It is perfectly valid if you are interested in $\langle \Omega \rvert \phi \lvert \Omega \rangle$, though

Feynman diagrams do more than just compute scattering :)

Right :p

I wanted the Wick's theorem term

term out of $\langle \Omega \rvert ::\phi^3:: \lvert \Omega \rangle

@ManishEarth Well, everyone understand a slightly different thing by "Wick's theorem". But your diagram is exactly how one would graphically represent $\langle \phi(x)\phi(y)\phi(y) \rangle$.

5:25 PM

@ACuriousMind x,y?

@ManishEarth spacetime points

We seem to be using a different notation,

okay, we aren't

but there's only one spacetime point?

$\phi$ is not an operator - $\phi$ is an operator-valued distribution. To get an operator you can take the expectation value w.r.t. $\lvert \Omega \rangle$ of, you have to take $\phi(x)$ at some point $x$ in Minkowski space

So, $\langle \phi^3 \rangle$ is not unambiguous notation. It is a different thing if the arguments of the three $\phi$ are allowed to be different or not

Hm, but we always gave each $\phi$ and $\psi$ different spacetime args only if they were from a different interaction

Interaction take place at a point, that is correct. So, if you are interested in $\phi(x)^3$, then its expectation value is zero, since there's no possible diagram - you cannot contract an odd number of things in a way such that all are contracted

5:31 PM

@ACuriousMind yeah

But still, the tadpole would be the graphical representation of contracting two of the fields and leaving the third alone

Yep

It's been too long since I've dealt with these diagrams...I'm a bit rusty

heh

Or rather, I now take them for granted and don't think too much about where the rules for them actually came from

5:34 PM

@ACuriousMind: Out of curiosity, what are you working on at the moment?

Your task —
Extend the chat thread about Wick's theorem and Feynman diagrams beyond its final message.

Recorded information —
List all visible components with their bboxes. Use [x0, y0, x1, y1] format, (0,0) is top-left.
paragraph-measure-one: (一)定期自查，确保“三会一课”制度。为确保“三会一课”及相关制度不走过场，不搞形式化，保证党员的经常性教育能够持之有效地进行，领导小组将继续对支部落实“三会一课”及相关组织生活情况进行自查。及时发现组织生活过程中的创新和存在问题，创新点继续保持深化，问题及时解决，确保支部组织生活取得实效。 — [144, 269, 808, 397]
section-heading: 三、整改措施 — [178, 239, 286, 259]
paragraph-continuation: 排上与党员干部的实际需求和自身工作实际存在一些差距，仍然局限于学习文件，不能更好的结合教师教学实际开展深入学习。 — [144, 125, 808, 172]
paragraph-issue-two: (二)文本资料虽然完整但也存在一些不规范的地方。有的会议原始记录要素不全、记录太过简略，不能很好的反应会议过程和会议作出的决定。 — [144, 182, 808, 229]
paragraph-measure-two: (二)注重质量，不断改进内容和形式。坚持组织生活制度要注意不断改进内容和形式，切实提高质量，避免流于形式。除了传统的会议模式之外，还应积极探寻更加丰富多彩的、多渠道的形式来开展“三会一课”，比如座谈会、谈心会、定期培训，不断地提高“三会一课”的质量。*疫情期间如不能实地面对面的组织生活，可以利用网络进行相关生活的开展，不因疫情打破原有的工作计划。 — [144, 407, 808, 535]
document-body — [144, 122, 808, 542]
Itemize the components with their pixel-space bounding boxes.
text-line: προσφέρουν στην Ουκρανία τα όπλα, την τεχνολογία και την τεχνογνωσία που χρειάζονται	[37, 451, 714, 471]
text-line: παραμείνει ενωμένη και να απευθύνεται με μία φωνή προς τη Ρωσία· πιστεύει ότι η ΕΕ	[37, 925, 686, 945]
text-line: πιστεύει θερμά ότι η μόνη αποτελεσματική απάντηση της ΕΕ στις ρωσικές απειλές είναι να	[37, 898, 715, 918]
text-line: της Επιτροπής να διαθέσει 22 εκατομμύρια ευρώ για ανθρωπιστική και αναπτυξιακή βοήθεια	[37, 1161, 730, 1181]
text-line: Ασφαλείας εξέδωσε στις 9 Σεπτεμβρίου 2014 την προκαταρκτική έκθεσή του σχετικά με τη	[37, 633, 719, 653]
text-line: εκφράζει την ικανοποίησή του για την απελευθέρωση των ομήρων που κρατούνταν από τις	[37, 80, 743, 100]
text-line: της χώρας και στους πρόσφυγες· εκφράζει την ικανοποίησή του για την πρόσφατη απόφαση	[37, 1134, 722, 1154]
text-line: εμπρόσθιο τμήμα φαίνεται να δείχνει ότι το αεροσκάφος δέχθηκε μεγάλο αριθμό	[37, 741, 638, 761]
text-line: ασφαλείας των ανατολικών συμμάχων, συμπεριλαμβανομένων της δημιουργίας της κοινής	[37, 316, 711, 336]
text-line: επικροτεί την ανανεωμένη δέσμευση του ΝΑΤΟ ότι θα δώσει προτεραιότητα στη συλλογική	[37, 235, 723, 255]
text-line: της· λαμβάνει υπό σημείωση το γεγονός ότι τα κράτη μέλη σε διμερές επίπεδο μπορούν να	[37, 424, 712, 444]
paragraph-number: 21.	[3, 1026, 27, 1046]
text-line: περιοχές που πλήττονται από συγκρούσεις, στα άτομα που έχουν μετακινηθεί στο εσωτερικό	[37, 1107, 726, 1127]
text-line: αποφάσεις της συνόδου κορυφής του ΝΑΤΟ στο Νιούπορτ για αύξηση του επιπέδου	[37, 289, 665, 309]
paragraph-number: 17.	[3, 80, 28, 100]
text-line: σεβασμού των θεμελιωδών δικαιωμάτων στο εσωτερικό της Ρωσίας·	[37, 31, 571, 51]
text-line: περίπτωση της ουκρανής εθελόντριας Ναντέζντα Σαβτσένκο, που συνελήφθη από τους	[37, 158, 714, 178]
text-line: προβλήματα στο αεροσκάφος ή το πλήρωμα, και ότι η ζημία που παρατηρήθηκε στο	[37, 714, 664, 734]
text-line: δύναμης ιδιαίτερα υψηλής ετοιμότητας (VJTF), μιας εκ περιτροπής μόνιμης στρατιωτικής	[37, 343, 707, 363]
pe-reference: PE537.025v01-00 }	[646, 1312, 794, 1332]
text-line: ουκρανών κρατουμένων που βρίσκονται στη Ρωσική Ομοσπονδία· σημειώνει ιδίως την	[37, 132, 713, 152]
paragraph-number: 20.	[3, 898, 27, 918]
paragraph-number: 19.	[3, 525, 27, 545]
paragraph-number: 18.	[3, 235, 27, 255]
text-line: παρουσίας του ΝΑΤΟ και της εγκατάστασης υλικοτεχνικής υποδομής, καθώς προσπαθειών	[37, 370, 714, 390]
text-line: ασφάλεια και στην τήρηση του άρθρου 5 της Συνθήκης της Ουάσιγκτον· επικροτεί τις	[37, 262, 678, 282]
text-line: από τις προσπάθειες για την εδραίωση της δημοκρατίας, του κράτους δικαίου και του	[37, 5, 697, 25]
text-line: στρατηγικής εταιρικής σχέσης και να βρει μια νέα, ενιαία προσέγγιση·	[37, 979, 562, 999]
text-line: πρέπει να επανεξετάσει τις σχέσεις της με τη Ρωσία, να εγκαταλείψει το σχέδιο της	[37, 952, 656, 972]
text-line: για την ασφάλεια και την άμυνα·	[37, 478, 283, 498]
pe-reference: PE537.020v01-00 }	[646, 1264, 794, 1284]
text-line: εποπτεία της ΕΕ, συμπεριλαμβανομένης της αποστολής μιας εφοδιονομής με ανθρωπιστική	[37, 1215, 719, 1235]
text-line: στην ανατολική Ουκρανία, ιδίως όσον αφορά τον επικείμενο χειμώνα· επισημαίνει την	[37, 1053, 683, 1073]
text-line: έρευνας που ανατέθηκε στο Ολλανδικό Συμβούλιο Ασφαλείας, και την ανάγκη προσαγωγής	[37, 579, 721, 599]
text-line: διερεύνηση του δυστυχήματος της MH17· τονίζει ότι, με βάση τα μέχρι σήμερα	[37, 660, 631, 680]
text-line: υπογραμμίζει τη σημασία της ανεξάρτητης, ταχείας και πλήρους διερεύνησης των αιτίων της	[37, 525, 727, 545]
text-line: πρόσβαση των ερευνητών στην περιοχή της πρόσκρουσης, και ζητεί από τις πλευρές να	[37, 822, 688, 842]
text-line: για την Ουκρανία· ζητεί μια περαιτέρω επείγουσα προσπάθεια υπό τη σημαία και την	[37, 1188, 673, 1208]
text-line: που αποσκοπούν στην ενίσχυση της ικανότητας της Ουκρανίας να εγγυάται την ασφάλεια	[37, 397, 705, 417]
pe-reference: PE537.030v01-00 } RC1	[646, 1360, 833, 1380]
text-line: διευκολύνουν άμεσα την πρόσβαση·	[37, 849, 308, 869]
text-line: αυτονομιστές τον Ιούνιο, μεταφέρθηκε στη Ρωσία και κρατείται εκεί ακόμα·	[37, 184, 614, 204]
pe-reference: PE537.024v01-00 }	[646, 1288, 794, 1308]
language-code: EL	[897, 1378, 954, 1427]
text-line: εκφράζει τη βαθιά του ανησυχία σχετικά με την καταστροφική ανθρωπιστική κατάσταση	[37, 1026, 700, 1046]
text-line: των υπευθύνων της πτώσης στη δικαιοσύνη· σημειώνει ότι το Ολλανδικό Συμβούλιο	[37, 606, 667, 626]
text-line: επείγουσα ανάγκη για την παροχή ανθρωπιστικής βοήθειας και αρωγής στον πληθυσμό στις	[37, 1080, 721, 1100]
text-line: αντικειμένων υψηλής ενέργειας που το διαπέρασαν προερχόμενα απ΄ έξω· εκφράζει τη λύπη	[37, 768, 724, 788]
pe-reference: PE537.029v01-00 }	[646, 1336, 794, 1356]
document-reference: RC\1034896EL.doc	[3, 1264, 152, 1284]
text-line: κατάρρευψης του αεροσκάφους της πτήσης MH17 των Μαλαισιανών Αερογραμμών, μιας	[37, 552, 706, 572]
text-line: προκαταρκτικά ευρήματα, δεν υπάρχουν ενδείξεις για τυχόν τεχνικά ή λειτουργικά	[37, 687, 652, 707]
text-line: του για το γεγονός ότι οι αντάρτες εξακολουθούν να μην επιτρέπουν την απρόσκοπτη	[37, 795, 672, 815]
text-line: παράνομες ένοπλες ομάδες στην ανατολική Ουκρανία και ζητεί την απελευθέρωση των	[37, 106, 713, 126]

Response to this exercise —
@JamalS Physics-wise: String theory and Higgs mechanism/beyond the Standard Model, math-wise: algebraic geometry

@ACuriousMind: What string theory text do you predominantly work from?

I like Witten's two volumes the most

@JamalS Not found one I like working with yet...the course I'm taking is surprisingly slow, so don't need a book for that. I've only briefly looked into Polchinski, and I'm not sure what about him it is I don't like, but I...don't.

@ACuriousMind: You're not the only one, I don't like his text either.

@ACuriousMind: If you haven't looked at Green, Schwarz and Witten's Superstring theory, you should.

Becker, Becker and Schwarz's String Theory and M-Theory: A Modern Introduction is also a good book, but they deal with topics quite quickly, and there is some handwaving.

@JamalS I planned to look around for another book to read over Christmas break (an intention probably doomed to failure, as always when I intend to read books over the holidays...), anyway, so thanks for the tips :)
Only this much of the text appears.